Layout element entries:
■ ■ ■

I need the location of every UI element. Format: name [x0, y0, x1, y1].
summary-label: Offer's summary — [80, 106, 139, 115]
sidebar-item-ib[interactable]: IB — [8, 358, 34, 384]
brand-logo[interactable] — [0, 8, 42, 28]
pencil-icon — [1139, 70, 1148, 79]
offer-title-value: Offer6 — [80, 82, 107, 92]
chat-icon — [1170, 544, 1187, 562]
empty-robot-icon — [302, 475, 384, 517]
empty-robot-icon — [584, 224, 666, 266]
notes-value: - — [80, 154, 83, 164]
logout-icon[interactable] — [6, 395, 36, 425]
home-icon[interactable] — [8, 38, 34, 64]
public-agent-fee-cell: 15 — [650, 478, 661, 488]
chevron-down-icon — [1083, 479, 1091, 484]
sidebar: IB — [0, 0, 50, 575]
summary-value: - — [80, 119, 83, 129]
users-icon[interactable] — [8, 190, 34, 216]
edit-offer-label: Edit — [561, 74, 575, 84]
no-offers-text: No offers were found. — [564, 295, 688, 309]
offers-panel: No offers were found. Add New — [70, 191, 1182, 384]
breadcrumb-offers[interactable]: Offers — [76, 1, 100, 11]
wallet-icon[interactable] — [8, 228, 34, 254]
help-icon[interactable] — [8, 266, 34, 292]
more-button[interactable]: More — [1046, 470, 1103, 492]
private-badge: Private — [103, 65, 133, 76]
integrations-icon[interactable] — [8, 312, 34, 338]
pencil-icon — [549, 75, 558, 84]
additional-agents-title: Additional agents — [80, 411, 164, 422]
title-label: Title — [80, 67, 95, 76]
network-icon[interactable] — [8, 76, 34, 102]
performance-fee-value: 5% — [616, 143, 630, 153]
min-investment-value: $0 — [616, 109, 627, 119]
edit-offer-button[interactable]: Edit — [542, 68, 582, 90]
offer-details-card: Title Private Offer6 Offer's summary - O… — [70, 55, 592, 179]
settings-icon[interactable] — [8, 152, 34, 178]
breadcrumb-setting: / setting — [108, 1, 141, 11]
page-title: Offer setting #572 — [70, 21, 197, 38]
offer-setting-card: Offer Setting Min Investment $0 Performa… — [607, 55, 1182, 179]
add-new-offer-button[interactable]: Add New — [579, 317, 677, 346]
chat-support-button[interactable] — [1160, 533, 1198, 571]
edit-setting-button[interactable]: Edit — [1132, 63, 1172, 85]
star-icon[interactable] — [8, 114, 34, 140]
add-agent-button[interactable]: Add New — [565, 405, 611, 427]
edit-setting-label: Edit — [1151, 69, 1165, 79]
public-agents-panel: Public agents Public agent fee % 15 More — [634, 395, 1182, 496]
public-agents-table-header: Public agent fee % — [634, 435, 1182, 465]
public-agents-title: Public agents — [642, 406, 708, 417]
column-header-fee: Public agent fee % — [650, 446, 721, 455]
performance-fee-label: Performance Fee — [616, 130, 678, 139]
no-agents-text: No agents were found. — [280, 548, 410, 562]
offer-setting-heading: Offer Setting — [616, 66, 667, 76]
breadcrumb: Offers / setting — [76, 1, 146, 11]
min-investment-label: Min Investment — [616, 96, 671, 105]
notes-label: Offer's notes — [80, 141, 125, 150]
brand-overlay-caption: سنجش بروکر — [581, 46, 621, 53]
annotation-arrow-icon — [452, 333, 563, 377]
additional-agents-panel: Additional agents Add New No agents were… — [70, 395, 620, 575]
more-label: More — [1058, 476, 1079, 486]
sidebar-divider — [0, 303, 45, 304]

■ ■ ■

> _Description of the task_: Copy every line of the records above word for word.

> _Response_:
I need the location of every UI element. Format: name [x0, y0, x1, y1].
summary-label: Offer's summary — [80, 106, 139, 115]
sidebar-item-ib[interactable]: IB — [8, 358, 34, 384]
brand-logo[interactable] — [0, 8, 42, 28]
pencil-icon — [1139, 70, 1148, 79]
offer-title-value: Offer6 — [80, 82, 107, 92]
chat-icon — [1170, 544, 1187, 562]
empty-robot-icon — [302, 475, 384, 517]
empty-robot-icon — [584, 224, 666, 266]
notes-value: - — [80, 154, 83, 164]
logout-icon[interactable] — [6, 395, 36, 425]
home-icon[interactable] — [8, 38, 34, 64]
public-agent-fee-cell: 15 — [650, 478, 661, 488]
chevron-down-icon — [1083, 479, 1091, 484]
sidebar: IB — [0, 0, 50, 575]
summary-value: - — [80, 119, 83, 129]
users-icon[interactable] — [8, 190, 34, 216]
edit-offer-label: Edit — [561, 74, 575, 84]
no-offers-text: No offers were found. — [564, 295, 688, 309]
offers-panel: No offers were found. Add New — [70, 191, 1182, 384]
breadcrumb-offers[interactable]: Offers — [76, 1, 100, 11]
wallet-icon[interactable] — [8, 228, 34, 254]
help-icon[interactable] — [8, 266, 34, 292]
more-button[interactable]: More — [1046, 470, 1103, 492]
private-badge: Private — [103, 65, 133, 76]
integrations-icon[interactable] — [8, 312, 34, 338]
pencil-icon — [549, 75, 558, 84]
additional-agents-title: Additional agents — [80, 411, 164, 422]
title-label: Title — [80, 67, 95, 76]
network-icon[interactable] — [8, 76, 34, 102]
performance-fee-value: 5% — [616, 143, 630, 153]
min-investment-value: $0 — [616, 109, 627, 119]
edit-offer-button[interactable]: Edit — [542, 68, 582, 90]
offer-details-card: Title Private Offer6 Offer's summary - O… — [70, 55, 592, 179]
settings-icon[interactable] — [8, 152, 34, 178]
breadcrumb-setting: / setting — [108, 1, 141, 11]
page-title: Offer setting #572 — [70, 21, 197, 38]
offer-setting-card: Offer Setting Min Investment $0 Performa… — [607, 55, 1182, 179]
add-new-offer-button[interactable]: Add New — [579, 317, 677, 346]
chat-support-button[interactable] — [1160, 533, 1198, 571]
edit-setting-button[interactable]: Edit — [1132, 63, 1172, 85]
star-icon[interactable] — [8, 114, 34, 140]
add-agent-button[interactable]: Add New — [565, 405, 611, 427]
edit-setting-label: Edit — [1151, 69, 1165, 79]
public-agents-panel: Public agents Public agent fee % 15 More — [634, 395, 1182, 496]
public-agents-table-header: Public agent fee % — [634, 435, 1182, 465]
public-agents-title: Public agents — [642, 406, 708, 417]
column-header-fee: Public agent fee % — [650, 446, 721, 455]
performance-fee-label: Performance Fee — [616, 130, 678, 139]
no-agents-text: No agents were found. — [280, 548, 410, 562]
offer-setting-heading: Offer Setting — [616, 66, 667, 76]
breadcrumb: Offers / setting — [76, 1, 146, 11]
min-investment-label: Min Investment — [616, 96, 671, 105]
notes-label: Offer's notes — [80, 141, 125, 150]
brand-overlay-caption: سنجش بروکر — [581, 46, 621, 53]
annotation-arrow-icon — [452, 333, 563, 377]
additional-agents-panel: Additional agents Add New No agents were… — [70, 395, 620, 575]
more-label: More — [1058, 476, 1079, 486]
sidebar-divider — [0, 303, 45, 304]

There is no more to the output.